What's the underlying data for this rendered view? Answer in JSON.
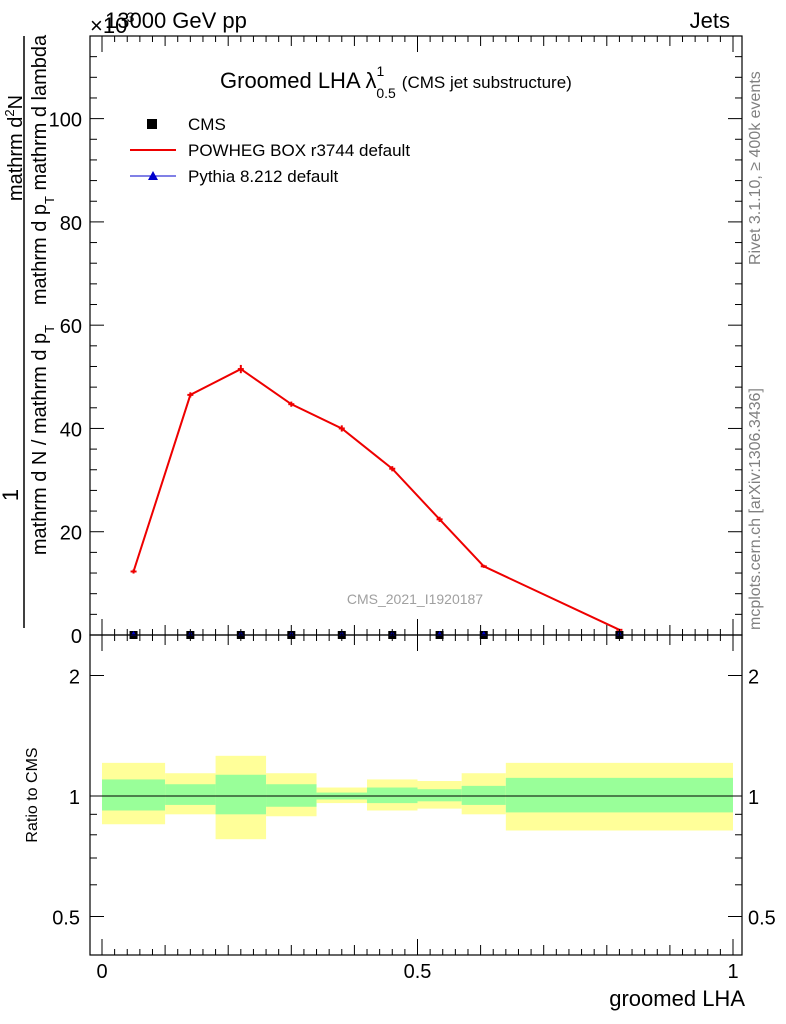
{
  "header": {
    "energy_label": "13000 GeV pp",
    "process_label": "Jets",
    "exponent_label": "×10",
    "exponent_power": "-3"
  },
  "side_labels": {
    "rivet": "Rivet 3.1.10, ≥ 400k events",
    "mcplots": "mcplots.cern.ch [arXiv:1306.3436]"
  },
  "watermark": "CMS_2021_I1920187",
  "chart_data": [
    {
      "type": "line",
      "title": "Groomed LHA λ",
      "title_sup": "1",
      "title_sub": "0.5",
      "subtitle": "(CMS jet substructure)",
      "xlabel": "",
      "ylabel": {
        "prefix": "1",
        "den_main": "mathrm d N / mathrm d p",
        "den_sub": "T",
        "num_main": "mathrm d",
        "num_sup": "2",
        "num_tail": "N",
        "den2_main": "mathrm d p",
        "den2_sub": "T",
        "den2_tail": " mathrm d lambda"
      },
      "xlim": [
        0,
        1
      ],
      "ylim": [
        0,
        116
      ],
      "yticks": [
        0,
        20,
        40,
        60,
        80,
        100
      ],
      "legend": [
        {
          "label": "CMS",
          "color": "#000000",
          "marker": "square"
        },
        {
          "label": "POWHEG BOX r3744 default",
          "color": "#ee0000",
          "marker": "line"
        },
        {
          "label": "Pythia 8.212 default",
          "color": "#0000cc",
          "marker": "triangle"
        }
      ],
      "series": [
        {
          "name": "POWHEG BOX r3744 default",
          "color": "#ee0000",
          "x": [
            0.05,
            0.14,
            0.22,
            0.3,
            0.38,
            0.46,
            0.535,
            0.605,
            0.82
          ],
          "values": [
            12.3,
            46.5,
            51.5,
            44.7,
            40.0,
            32.2,
            22.4,
            13.3,
            1.0
          ],
          "errors": [
            0.4,
            0.5,
            0.8,
            0.5,
            0.6,
            0.5,
            0.5,
            0.3,
            0.1
          ]
        },
        {
          "name": "CMS",
          "color": "#000000",
          "x": [
            0.05,
            0.14,
            0.22,
            0.3,
            0.38,
            0.46,
            0.535,
            0.605,
            0.82
          ],
          "values": [
            0,
            0,
            0,
            0,
            0,
            0,
            0,
            0,
            0
          ]
        },
        {
          "name": "Pythia 8.212 default",
          "color": "#0000cc",
          "x": [
            0.05,
            0.14,
            0.22,
            0.3,
            0.38,
            0.46,
            0.535,
            0.605,
            0.82
          ],
          "values": [
            0,
            0,
            0,
            0,
            0,
            0,
            0,
            0,
            0
          ]
        }
      ]
    },
    {
      "type": "area",
      "title": "",
      "xlabel": "groomed LHA",
      "ylabel": "Ratio to CMS",
      "xlim": [
        0,
        1
      ],
      "ylim": [
        0.4,
        2.3
      ],
      "ytick_labels": [
        "0.5",
        "1",
        "2"
      ],
      "yticks": [
        0.5,
        1,
        2
      ],
      "xticks": [
        0,
        0.5,
        1
      ],
      "xtick_labels": [
        "0",
        "0.5",
        "1"
      ],
      "bins": [
        {
          "lo": 0.0,
          "hi": 0.1,
          "in_lo": 0.92,
          "in_hi": 1.1,
          "out_lo": 0.85,
          "out_hi": 1.21
        },
        {
          "lo": 0.1,
          "hi": 0.18,
          "in_lo": 0.95,
          "in_hi": 1.07,
          "out_lo": 0.9,
          "out_hi": 1.14
        },
        {
          "lo": 0.18,
          "hi": 0.26,
          "in_lo": 0.9,
          "in_hi": 1.13,
          "out_lo": 0.78,
          "out_hi": 1.26
        },
        {
          "lo": 0.26,
          "hi": 0.34,
          "in_lo": 0.94,
          "in_hi": 1.07,
          "out_lo": 0.89,
          "out_hi": 1.14
        },
        {
          "lo": 0.34,
          "hi": 0.42,
          "in_lo": 0.98,
          "in_hi": 1.02,
          "out_lo": 0.96,
          "out_hi": 1.05
        },
        {
          "lo": 0.42,
          "hi": 0.5,
          "in_lo": 0.96,
          "in_hi": 1.05,
          "out_lo": 0.92,
          "out_hi": 1.1
        },
        {
          "lo": 0.5,
          "hi": 0.57,
          "in_lo": 0.97,
          "in_hi": 1.04,
          "out_lo": 0.93,
          "out_hi": 1.09
        },
        {
          "lo": 0.57,
          "hi": 0.64,
          "in_lo": 0.95,
          "in_hi": 1.06,
          "out_lo": 0.9,
          "out_hi": 1.14
        },
        {
          "lo": 0.64,
          "hi": 1.0,
          "in_lo": 0.91,
          "in_hi": 1.11,
          "out_lo": 0.82,
          "out_hi": 1.21
        }
      ],
      "band_colors": {
        "inner": "#99ff99",
        "outer": "#ffff99"
      }
    }
  ]
}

• [What you will do]: Retype all of the entries exactly as written, leaving out any images.

• [Task result]:
What's the underlying data for this rendered view? Answer in JSON.
{
  "header": {
    "energy_label": "13000 GeV pp",
    "process_label": "Jets",
    "exponent_label": "×10",
    "exponent_power": "-3"
  },
  "side_labels": {
    "rivet": "Rivet 3.1.10, ≥ 400k events",
    "mcplots": "mcplots.cern.ch [arXiv:1306.3436]"
  },
  "watermark": "CMS_2021_I1920187",
  "chart_data": [
    {
      "type": "line",
      "title": "Groomed LHA λ",
      "title_sup": "1",
      "title_sub": "0.5",
      "subtitle": "(CMS jet substructure)",
      "xlabel": "",
      "ylabel": {
        "prefix": "1",
        "den_main": "mathrm d N / mathrm d p",
        "den_sub": "T",
        "num_main": "mathrm d",
        "num_sup": "2",
        "num_tail": "N",
        "den2_main": "mathrm d p",
        "den2_sub": "T",
        "den2_tail": " mathrm d lambda"
      },
      "xlim": [
        0,
        1
      ],
      "ylim": [
        0,
        116
      ],
      "yticks": [
        0,
        20,
        40,
        60,
        80,
        100
      ],
      "legend": [
        {
          "label": "CMS",
          "color": "#000000",
          "marker": "square"
        },
        {
          "label": "POWHEG BOX r3744 default",
          "color": "#ee0000",
          "marker": "line"
        },
        {
          "label": "Pythia 8.212 default",
          "color": "#0000cc",
          "marker": "triangle"
        }
      ],
      "series": [
        {
          "name": "POWHEG BOX r3744 default",
          "color": "#ee0000",
          "x": [
            0.05,
            0.14,
            0.22,
            0.3,
            0.38,
            0.46,
            0.535,
            0.605,
            0.82
          ],
          "values": [
            12.3,
            46.5,
            51.5,
            44.7,
            40.0,
            32.2,
            22.4,
            13.3,
            1.0
          ],
          "errors": [
            0.4,
            0.5,
            0.8,
            0.5,
            0.6,
            0.5,
            0.5,
            0.3,
            0.1
          ]
        },
        {
          "name": "CMS",
          "color": "#000000",
          "x": [
            0.05,
            0.14,
            0.22,
            0.3,
            0.38,
            0.46,
            0.535,
            0.605,
            0.82
          ],
          "values": [
            0,
            0,
            0,
            0,
            0,
            0,
            0,
            0,
            0
          ]
        },
        {
          "name": "Pythia 8.212 default",
          "color": "#0000cc",
          "x": [
            0.05,
            0.14,
            0.22,
            0.3,
            0.38,
            0.46,
            0.535,
            0.605,
            0.82
          ],
          "values": [
            0,
            0,
            0,
            0,
            0,
            0,
            0,
            0,
            0
          ]
        }
      ]
    },
    {
      "type": "area",
      "title": "",
      "xlabel": "groomed LHA",
      "ylabel": "Ratio to CMS",
      "xlim": [
        0,
        1
      ],
      "ylim": [
        0.4,
        2.3
      ],
      "ytick_labels": [
        "0.5",
        "1",
        "2"
      ],
      "yticks": [
        0.5,
        1,
        2
      ],
      "xticks": [
        0,
        0.5,
        1
      ],
      "xtick_labels": [
        "0",
        "0.5",
        "1"
      ],
      "bins": [
        {
          "lo": 0.0,
          "hi": 0.1,
          "in_lo": 0.92,
          "in_hi": 1.1,
          "out_lo": 0.85,
          "out_hi": 1.21
        },
        {
          "lo": 0.1,
          "hi": 0.18,
          "in_lo": 0.95,
          "in_hi": 1.07,
          "out_lo": 0.9,
          "out_hi": 1.14
        },
        {
          "lo": 0.18,
          "hi": 0.26,
          "in_lo": 0.9,
          "in_hi": 1.13,
          "out_lo": 0.78,
          "out_hi": 1.26
        },
        {
          "lo": 0.26,
          "hi": 0.34,
          "in_lo": 0.94,
          "in_hi": 1.07,
          "out_lo": 0.89,
          "out_hi": 1.14
        },
        {
          "lo": 0.34,
          "hi": 0.42,
          "in_lo": 0.98,
          "in_hi": 1.02,
          "out_lo": 0.96,
          "out_hi": 1.05
        },
        {
          "lo": 0.42,
          "hi": 0.5,
          "in_lo": 0.96,
          "in_hi": 1.05,
          "out_lo": 0.92,
          "out_hi": 1.1
        },
        {
          "lo": 0.5,
          "hi": 0.57,
          "in_lo": 0.97,
          "in_hi": 1.04,
          "out_lo": 0.93,
          "out_hi": 1.09
        },
        {
          "lo": 0.57,
          "hi": 0.64,
          "in_lo": 0.95,
          "in_hi": 1.06,
          "out_lo": 0.9,
          "out_hi": 1.14
        },
        {
          "lo": 0.64,
          "hi": 1.0,
          "in_lo": 0.91,
          "in_hi": 1.11,
          "out_lo": 0.82,
          "out_hi": 1.21
        }
      ],
      "band_colors": {
        "inner": "#99ff99",
        "outer": "#ffff99"
      }
    }
  ]
}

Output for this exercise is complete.